* **Marche à suivre**: Indiquez ce que la sélection naturelle des mutations tend à sélectionner selon le passage ci-dessous.

* **Passage**:
Pour expliquer un minimum de quoi il est question : si on a deux variants d'une même maladie, et si les personnes susceptibles à l'un et à l'autre ne sont pas parfaitement corrélées, chacun va infecter en premier les personnes relativement plus susceptibles à ce variant, et notamment, si un variant est globalement plus infectieux que l'autre, il va réduire son propre avantage en infectant (donc en immunisant) en premier les personnes plus susceptibles à lui. (C'est donc la variante relative entre deux variants du phénomène que j'avais évoqué dans le billet précédent sur un seul variant — et de nombreuses fois avant — que l'hétérogénéité de susceptibilité réduit le taux d'attaque ou le seuil d'immunité collective d'une épidémie en immunisant en premier les personnes les plus susceptibles : ici, dans cette forme relative, elle conduit à réduire l'avantage d'infectiosité du variant plus infectieux.) Les expériences numériques liées ci-dessus montrent que c'est mathématiquement possible, et cela colle assez bien, au moins dans les grandes lignes, à ce qu'on observe dans le cas de la covid où les variants qui semblaient terriblement plus infectieux au début ont fait pschittt dès qu'ils ont atteint une proportion relativement importante des infections, donc c'est une possibilité sérieuse pour expliquer ce phénomène, mais les épidémiologistes-modélisateurs continuent obstinément à faire des modèles où ils prennent une surinfectiosité constante dans le temps, qui donnent donc des prévisions apocalyptiques.
Et surtout, ce qui est épatant, c'est que cela revient aussi à nier un des faits fondamentaux de la biologie, qui est que la sélection naturelle des mutations tend à sélectionner non pas une adaptation absolue et générale (il n'y a pas, dans la biosphère, un organisme qui soit le plus apte de tous dans un sens absolu, ça n'a pas de sens) mais une adaptation à une niche particulière. Donc au lieu de s'imaginer que le variant machin-truc a trouvé une façon d'être plus infectieux dans l'absolu, on devrait plutôt commencer par s'imaginer qu'il a trouvé, au sein de la population humaine, une niche qui n'avait pas encore été colonisée, exactement ce dont je parle. (Pour que l'effet mathématique que je viens d'évoquer fonctionne, il n'y a pas besoin que cette niche soit spécialement identifiable comme « les jeunes » : cela pourrait être une obscure mutation génétique dans les récepteurs ACE-2 qui ferait que tel variant serait plus adapté à infecter telle sous-population — cela suffirait à changer complètement la dynamique de l'épidémie.)

Enregistrements stockés du jeu de données
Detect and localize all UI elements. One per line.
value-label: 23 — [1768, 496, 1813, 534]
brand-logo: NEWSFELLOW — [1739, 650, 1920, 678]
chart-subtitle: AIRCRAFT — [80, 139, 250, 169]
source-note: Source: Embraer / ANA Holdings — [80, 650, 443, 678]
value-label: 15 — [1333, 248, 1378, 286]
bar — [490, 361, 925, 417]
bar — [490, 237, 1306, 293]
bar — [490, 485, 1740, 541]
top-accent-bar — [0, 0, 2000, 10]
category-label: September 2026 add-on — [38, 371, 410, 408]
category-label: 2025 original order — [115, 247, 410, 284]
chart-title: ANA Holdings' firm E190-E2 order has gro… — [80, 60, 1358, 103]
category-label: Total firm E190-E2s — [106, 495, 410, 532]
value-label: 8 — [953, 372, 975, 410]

* **Résultat de l'exercice**: Elle tend à sélectionner une adaptation à une niche particulière, et non une adaptation absolue et générale.